• [To do]: Transcribe the records below in full; pictures stay out of the copy.

• [The input]:
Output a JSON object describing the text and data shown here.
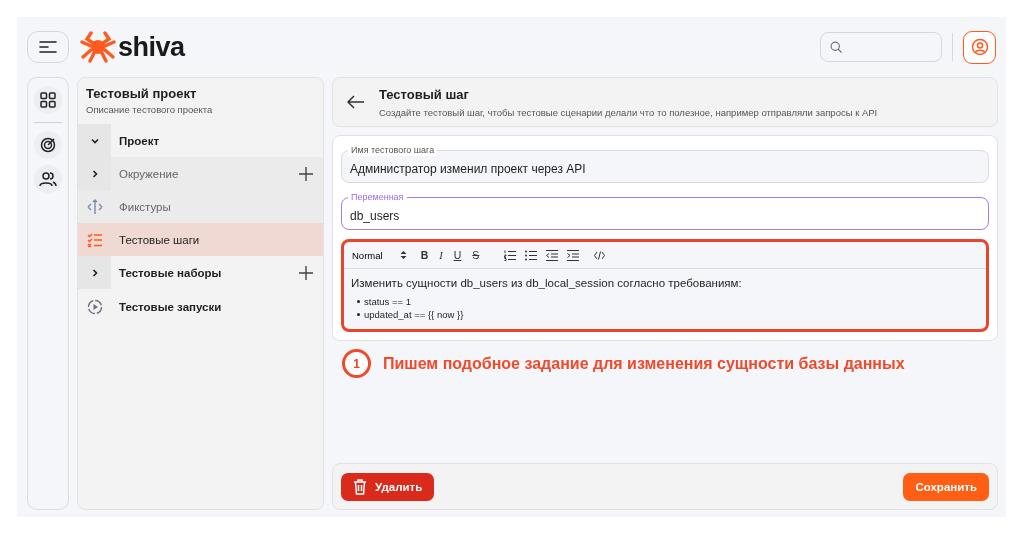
{
  "header": {
    "logo": "shiva"
  },
  "sidebar": {
    "title": "Тестовый проект",
    "subtitle": "Описание тестового проекта",
    "items": [
      {
        "kind": "group",
        "label": "Проект",
        "expanded": true,
        "addable": false,
        "selected": false,
        "children": [
          {
            "kind": "group",
            "label": "Окружение",
            "expanded": false,
            "addable": true,
            "selected": false
          },
          {
            "kind": "fixtures",
            "label": "Фикстуры",
            "selected": false
          },
          {
            "kind": "steps",
            "label": "Тестовые шаги",
            "selected": true
          }
        ]
      },
      {
        "kind": "group",
        "label": "Тестовые наборы",
        "expanded": false,
        "addable": true,
        "selected": false
      },
      {
        "kind": "runs",
        "label": "Тестовые запуски",
        "selected": false
      }
    ]
  },
  "page": {
    "title": "Тестовый шаг",
    "subtitle": "Создайте тестовый шаг, чтобы тестовые сценарии делали что то полезное, например отправляли запросы к API"
  },
  "fields": [
    {
      "label": "Имя тестового шага",
      "value": "Администратор изменил проект через API",
      "focused": false
    },
    {
      "label": "Переменная",
      "value": "db_users",
      "focused": true
    }
  ],
  "editor": {
    "highlighted": true,
    "style": "Normal",
    "marks": [
      "B",
      "I",
      "U",
      "S"
    ],
    "paragraph": "Изменить сущности db_users из db_local_session согласно требованиям:",
    "bullets": [
      "status == 1",
      "updated_at == {{ now }}"
    ]
  },
  "annotation": {
    "number": "1",
    "text": "Пишем подобное задание для изменения сущности базы данных"
  },
  "buttons": {
    "delete": "Удалить",
    "save": "Сохранить"
  }
}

• [Correct answer]:
Output a JSON object describing the text and data shown here.
{
  "header": {
    "logo": "shiva"
  },
  "sidebar": {
    "title": "Тестовый проект",
    "subtitle": "Описание тестового проекта",
    "items": [
      {
        "kind": "group",
        "label": "Проект",
        "expanded": true,
        "addable": false,
        "selected": false,
        "children": [
          {
            "kind": "group",
            "label": "Окружение",
            "expanded": false,
            "addable": true,
            "selected": false
          },
          {
            "kind": "fixtures",
            "label": "Фикстуры",
            "selected": false
          },
          {
            "kind": "steps",
            "label": "Тестовые шаги",
            "selected": true
          }
        ]
      },
      {
        "kind": "group",
        "label": "Тестовые наборы",
        "expanded": false,
        "addable": true,
        "selected": false
      },
      {
        "kind": "runs",
        "label": "Тестовые запуски",
        "selected": false
      }
    ]
  },
  "page": {
    "title": "Тестовый шаг",
    "subtitle": "Создайте тестовый шаг, чтобы тестовые сценарии делали что то полезное, например отправляли запросы к API"
  },
  "fields": [
    {
      "label": "Имя тестового шага",
      "value": "Администратор изменил проект через API",
      "focused": false
    },
    {
      "label": "Переменная",
      "value": "db_users",
      "focused": true
    }
  ],
  "editor": {
    "highlighted": true,
    "style": "Normal",
    "marks": [
      "B",
      "I",
      "U",
      "S"
    ],
    "paragraph": "Изменить сущности db_users из db_local_session согласно требованиям:",
    "bullets": [
      "status == 1",
      "updated_at == {{ now }}"
    ]
  },
  "annotation": {
    "number": "1",
    "text": "Пишем подобное задание для изменения сущности базы данных"
  },
  "buttons": {
    "delete": "Удалить",
    "save": "Сохранить"
  }
}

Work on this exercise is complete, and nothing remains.